Locate all lines with the word "Giorno". Copy them.

(Records contained in a dataset)
════

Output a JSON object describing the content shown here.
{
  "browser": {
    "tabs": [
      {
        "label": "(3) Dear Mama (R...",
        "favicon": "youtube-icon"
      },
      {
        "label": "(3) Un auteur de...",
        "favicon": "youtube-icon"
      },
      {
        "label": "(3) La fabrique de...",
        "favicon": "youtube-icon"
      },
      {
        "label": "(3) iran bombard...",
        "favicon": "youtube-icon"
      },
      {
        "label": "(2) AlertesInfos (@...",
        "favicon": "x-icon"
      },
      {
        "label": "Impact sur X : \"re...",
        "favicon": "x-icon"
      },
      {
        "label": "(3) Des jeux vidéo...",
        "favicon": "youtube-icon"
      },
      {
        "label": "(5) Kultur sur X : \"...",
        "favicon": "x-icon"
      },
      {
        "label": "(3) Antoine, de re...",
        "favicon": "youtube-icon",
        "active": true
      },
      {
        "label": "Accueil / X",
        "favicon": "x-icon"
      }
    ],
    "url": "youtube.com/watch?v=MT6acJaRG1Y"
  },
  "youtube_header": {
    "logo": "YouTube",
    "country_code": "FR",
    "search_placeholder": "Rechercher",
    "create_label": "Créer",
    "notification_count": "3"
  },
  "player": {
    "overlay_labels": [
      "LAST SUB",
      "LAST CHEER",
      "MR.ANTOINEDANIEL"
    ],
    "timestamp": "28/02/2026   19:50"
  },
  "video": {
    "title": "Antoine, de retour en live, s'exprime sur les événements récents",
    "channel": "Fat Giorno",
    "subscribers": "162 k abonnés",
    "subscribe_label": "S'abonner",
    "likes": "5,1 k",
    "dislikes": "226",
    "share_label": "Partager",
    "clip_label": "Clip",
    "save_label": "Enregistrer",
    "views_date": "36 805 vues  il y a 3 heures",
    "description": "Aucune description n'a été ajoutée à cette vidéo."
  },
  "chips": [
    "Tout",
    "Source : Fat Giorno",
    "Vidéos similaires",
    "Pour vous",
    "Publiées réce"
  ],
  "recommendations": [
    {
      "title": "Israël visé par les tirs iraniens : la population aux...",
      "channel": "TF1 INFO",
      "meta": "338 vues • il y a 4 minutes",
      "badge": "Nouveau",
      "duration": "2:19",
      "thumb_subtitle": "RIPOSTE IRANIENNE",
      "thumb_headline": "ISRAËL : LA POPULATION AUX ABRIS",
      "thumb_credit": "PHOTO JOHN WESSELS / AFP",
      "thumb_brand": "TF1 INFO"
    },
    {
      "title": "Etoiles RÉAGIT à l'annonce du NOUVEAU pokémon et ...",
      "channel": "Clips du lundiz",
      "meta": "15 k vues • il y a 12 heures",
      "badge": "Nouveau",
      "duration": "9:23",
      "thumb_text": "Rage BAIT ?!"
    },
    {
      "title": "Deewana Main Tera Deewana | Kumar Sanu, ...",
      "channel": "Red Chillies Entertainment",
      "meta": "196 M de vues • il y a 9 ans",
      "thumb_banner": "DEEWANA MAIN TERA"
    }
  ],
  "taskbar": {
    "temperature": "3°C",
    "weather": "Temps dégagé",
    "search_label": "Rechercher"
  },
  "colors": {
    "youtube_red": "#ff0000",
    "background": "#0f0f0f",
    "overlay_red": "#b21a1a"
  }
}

════

> **Task answer**:
    "channel": "Fat Giorno",
    "Source : Fat Giorno",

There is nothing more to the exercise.